## Your instructions
Look over the entries that follow and work out how many lines contain "Centimeter". State the number only.
··········
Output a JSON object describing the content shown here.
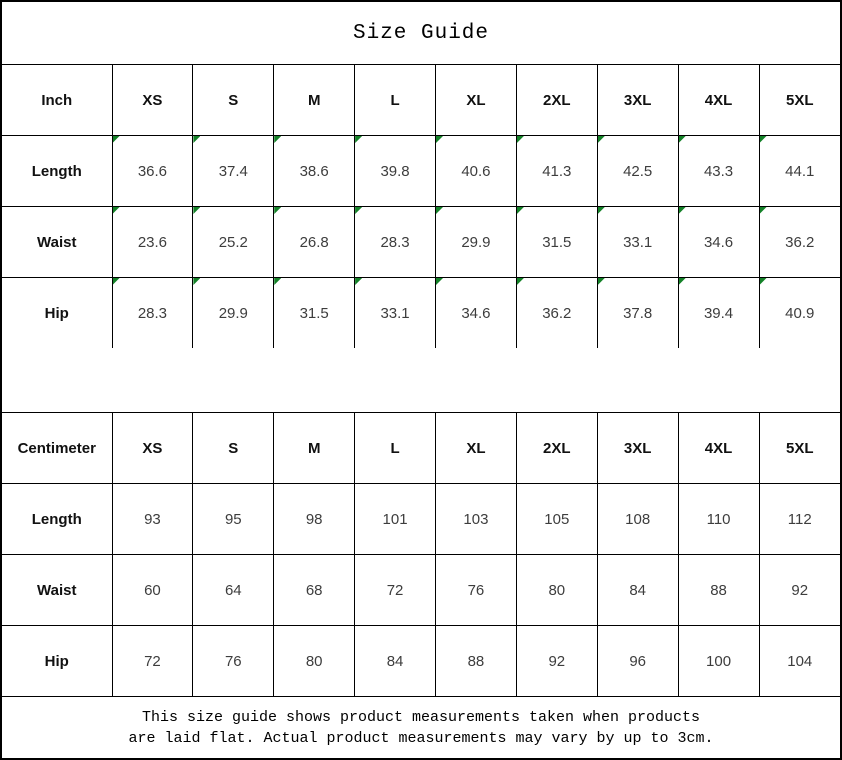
{
  "title": "Size Guide",
  "colors": {
    "flag_green": "#148228",
    "border": "#000000",
    "header_text": "#111111",
    "value_text": "#3d3d3d",
    "background": "#ffffff"
  },
  "chart_data": [
    {
      "type": "table",
      "title": "Size Guide (Inch)",
      "unit": "Inch",
      "flagged": true,
      "columns": [
        "XS",
        "S",
        "M",
        "L",
        "XL",
        "2XL",
        "3XL",
        "4XL",
        "5XL"
      ],
      "rows": [
        {
          "label": "Length",
          "values": [
            "36.6",
            "37.4",
            "38.6",
            "39.8",
            "40.6",
            "41.3",
            "42.5",
            "43.3",
            "44.1"
          ]
        },
        {
          "label": "Waist",
          "values": [
            "23.6",
            "25.2",
            "26.8",
            "28.3",
            "29.9",
            "31.5",
            "33.1",
            "34.6",
            "36.2"
          ]
        },
        {
          "label": "Hip",
          "values": [
            "28.3",
            "29.9",
            "31.5",
            "33.1",
            "34.6",
            "36.2",
            "37.8",
            "39.4",
            "40.9"
          ]
        }
      ]
    },
    {
      "type": "table",
      "title": "Size Guide (Centimeter)",
      "unit": "Centimeter",
      "flagged": false,
      "columns": [
        "XS",
        "S",
        "M",
        "L",
        "XL",
        "2XL",
        "3XL",
        "4XL",
        "5XL"
      ],
      "rows": [
        {
          "label": "Length",
          "values": [
            "93",
            "95",
            "98",
            "101",
            "103",
            "105",
            "108",
            "110",
            "112"
          ]
        },
        {
          "label": "Waist",
          "values": [
            "60",
            "64",
            "68",
            "72",
            "76",
            "80",
            "84",
            "88",
            "92"
          ]
        },
        {
          "label": "Hip",
          "values": [
            "72",
            "76",
            "80",
            "84",
            "88",
            "92",
            "96",
            "100",
            "104"
          ]
        }
      ]
    }
  ],
  "footer": {
    "line1": "This size guide shows product measurements taken when products",
    "line2": "are laid flat. Actual product measurements may vary by up to 3cm."
  }
}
··········
## Correct result
2